The request>
In the shuttle simulator manual, which letter appears in the GAME RUNNING ICON to show that the simulator is in TIME ADVANCE mode?
═════ Text passage ═════
To access this demo, first load up the game as detailed above. To
bypass the loading screen, hit the space bar(or click the left mouse
button). Now, select RUNNING DEMO from the ORBITER menu at the
opening screen and sit back and watch the shuttle launch and deploy
its satellite. To quit the demo, press ESC to access the
SIMULATOR MENU, then select MISC, and then QUIT TI MAIN MENU. This
will take you back to the main menu.
3. GAME SET UP
This feature allows you to customize the various aspects of the
game. This has 6 further options within it, which appear in a
window called "SELECT WINDOW" whenever you select "GAME SETUP".
From here, by selecting with the mouse and then clicking on the
OPEN icon, you go to the following:
This feature brings up another window that allows you to start
either from VAB [Vehicle Assembly Building] ROLLOUT, i.e., right
from the beginning, LAUNCH PAD, IN-ORBIT or LANDING. You click
on the required button, then remove this second window by
clicking on the box in the top left hand corner.
TIMER ADVANCE: Clicking on TIMER ADVANCE first brings another
window onto the screen, in which are two options:
ADVANCE BY - This feature allows you to move to any point in
the simulator you want: just type in the required time. When
When the simulator is started, you'll see a letter "T" in the
GAME RUNNING ICON that denotes that the simulator is now in
TIME ADVANCE mode. While in this mode, the simulator pauses
until it finds the required point. When it has done so, the
letter "T" will disappear, and you'll be returned to normal
real time. The time advance will stop, however, if a message
comes up for an in-flight operation to be carried out.
DISPLAY RATE: This feature allows you to customize the rate at
which the view is updated. For instance, if you type in
10 MINUTES, then every new frame you'll see will be points 10
minutes apart. Of course, these views wouldn't change at this
speed in real time, only within the simulator.
TIME SKIP SET: This differs form TIMER ADVANCE, above, only in
that it simply allows you to jump to a designated point in the
mission. Selecting this option brings up another window, in which
a box marked 'ADVANCE TO' appears, set out in hours, minutes and
second. Below this are two icons marked 'T+', meaning time after
lift off, and 'T-' meaning time before lift off.
To reach a set point in time within the mission, simply select "t-'
or 'T+' and type in the required time. The simulator will then time
advance until it has reached this point, skipping though time at a
rate of approximately one minute of simulator time to one second of
DETAIL COMPLEXITY: This feature allows you to set the map and/or the
shape complexities. In each case, a choice of levels is offered. The
choice of complexities will of course effect the speed of the simulator.
═════ Dataset extract ═════
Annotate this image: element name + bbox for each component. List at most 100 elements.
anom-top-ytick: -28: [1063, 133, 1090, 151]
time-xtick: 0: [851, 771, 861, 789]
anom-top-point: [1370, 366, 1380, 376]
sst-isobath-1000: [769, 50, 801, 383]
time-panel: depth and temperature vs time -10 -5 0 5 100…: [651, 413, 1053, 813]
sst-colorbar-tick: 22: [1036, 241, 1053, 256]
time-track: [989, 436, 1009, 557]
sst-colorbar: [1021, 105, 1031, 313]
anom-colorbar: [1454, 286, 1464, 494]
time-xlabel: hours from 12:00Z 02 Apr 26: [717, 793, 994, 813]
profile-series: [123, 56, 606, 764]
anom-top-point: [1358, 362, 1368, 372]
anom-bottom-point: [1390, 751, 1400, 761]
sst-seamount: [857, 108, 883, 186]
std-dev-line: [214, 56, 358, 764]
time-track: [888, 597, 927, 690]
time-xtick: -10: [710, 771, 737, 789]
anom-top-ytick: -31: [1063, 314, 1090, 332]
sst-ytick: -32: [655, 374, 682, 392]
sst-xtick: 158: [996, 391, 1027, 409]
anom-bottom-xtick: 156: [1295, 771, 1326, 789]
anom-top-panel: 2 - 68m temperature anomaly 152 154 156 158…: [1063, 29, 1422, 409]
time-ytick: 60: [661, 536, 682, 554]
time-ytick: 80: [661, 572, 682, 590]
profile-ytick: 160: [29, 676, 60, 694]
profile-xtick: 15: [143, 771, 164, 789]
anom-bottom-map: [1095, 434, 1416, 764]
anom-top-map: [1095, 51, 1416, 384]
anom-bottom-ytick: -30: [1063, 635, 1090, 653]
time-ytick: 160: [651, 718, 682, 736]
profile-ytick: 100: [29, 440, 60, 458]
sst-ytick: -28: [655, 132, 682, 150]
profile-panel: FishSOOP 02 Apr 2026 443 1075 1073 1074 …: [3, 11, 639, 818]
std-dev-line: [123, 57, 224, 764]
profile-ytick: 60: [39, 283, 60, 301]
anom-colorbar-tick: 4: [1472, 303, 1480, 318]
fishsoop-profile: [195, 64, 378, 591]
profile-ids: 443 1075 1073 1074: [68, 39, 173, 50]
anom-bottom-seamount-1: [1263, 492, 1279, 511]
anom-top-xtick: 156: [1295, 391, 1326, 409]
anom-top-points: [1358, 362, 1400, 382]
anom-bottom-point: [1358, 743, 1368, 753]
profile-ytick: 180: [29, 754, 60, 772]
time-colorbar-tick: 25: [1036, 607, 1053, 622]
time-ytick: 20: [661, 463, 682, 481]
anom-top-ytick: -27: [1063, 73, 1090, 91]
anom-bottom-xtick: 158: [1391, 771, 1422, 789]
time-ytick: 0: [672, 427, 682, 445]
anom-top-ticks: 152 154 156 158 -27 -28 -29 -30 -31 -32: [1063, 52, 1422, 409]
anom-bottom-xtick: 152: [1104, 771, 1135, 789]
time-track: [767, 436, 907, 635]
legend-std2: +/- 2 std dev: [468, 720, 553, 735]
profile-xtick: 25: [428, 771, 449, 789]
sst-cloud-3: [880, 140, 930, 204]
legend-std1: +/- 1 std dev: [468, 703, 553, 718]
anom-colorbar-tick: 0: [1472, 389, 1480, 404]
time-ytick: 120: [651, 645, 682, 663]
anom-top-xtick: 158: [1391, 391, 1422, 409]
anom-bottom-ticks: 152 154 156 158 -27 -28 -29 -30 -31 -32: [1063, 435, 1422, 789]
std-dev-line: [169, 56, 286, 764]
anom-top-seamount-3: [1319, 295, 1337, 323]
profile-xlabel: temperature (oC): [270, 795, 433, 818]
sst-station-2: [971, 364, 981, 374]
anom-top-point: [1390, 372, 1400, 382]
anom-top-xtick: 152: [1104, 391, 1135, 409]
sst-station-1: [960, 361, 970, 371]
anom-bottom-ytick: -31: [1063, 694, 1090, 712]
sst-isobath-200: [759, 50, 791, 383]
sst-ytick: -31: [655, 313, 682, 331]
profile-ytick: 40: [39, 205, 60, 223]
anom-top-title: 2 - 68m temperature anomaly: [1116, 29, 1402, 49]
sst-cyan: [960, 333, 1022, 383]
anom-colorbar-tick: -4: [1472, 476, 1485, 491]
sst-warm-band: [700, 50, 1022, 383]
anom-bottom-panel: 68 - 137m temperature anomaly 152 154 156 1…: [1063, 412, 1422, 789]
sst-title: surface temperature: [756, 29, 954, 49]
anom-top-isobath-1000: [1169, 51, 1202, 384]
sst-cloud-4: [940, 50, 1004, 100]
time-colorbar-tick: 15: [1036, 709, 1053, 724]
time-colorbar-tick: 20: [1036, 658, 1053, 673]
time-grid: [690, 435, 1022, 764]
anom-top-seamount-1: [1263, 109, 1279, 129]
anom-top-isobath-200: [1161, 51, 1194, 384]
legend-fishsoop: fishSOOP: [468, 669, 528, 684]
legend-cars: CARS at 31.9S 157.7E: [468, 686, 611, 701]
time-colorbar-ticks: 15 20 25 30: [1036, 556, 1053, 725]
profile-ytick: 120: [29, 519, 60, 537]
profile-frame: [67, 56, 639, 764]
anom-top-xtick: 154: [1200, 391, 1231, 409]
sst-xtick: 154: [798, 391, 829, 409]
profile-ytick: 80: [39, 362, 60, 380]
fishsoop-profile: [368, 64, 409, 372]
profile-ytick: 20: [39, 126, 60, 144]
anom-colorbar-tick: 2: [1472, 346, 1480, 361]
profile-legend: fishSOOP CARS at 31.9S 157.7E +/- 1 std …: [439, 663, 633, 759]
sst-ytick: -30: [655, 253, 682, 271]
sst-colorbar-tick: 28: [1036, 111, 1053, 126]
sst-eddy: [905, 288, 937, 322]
═════
The output>
The letter "T".